BEGIN Material supplied
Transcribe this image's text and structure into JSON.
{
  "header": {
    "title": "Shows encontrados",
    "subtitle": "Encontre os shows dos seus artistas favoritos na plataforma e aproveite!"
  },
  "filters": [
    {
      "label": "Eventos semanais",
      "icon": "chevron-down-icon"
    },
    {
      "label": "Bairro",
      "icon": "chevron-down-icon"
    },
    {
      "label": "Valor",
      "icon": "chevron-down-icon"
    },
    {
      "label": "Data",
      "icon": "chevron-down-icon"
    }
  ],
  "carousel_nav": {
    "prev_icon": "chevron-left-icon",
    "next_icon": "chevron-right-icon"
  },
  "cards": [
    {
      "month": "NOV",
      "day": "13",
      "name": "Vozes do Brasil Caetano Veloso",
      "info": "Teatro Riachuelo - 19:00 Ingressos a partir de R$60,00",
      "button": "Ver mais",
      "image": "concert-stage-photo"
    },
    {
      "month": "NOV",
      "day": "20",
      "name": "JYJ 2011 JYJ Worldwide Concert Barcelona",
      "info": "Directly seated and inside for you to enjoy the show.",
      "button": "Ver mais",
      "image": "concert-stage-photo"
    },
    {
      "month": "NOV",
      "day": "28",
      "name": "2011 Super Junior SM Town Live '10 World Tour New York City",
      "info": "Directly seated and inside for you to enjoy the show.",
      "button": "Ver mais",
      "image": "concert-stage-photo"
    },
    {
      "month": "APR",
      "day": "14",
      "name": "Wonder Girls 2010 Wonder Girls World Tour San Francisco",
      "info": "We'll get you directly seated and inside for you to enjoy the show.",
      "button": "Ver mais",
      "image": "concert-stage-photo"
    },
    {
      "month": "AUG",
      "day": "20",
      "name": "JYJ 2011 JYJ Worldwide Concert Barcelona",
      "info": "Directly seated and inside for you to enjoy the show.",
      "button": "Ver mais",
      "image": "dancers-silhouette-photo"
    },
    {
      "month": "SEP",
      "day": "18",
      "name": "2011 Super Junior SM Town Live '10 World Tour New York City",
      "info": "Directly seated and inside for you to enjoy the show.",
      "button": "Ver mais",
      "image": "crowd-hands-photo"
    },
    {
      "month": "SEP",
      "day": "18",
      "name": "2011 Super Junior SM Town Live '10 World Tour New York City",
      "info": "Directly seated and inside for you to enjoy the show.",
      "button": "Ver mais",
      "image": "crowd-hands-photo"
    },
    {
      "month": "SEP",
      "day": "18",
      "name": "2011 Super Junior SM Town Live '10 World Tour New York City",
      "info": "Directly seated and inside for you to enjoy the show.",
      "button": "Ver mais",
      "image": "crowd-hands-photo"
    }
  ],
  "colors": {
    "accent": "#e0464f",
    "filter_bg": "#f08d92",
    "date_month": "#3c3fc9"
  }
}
END Material supplied
Where a line in the entries holds the word "label", copy that line.

→ **Task answer**:
      "label": "Eventos semanais",
      "label": "Bairro",
      "label": "Valor",
      "label": "Data",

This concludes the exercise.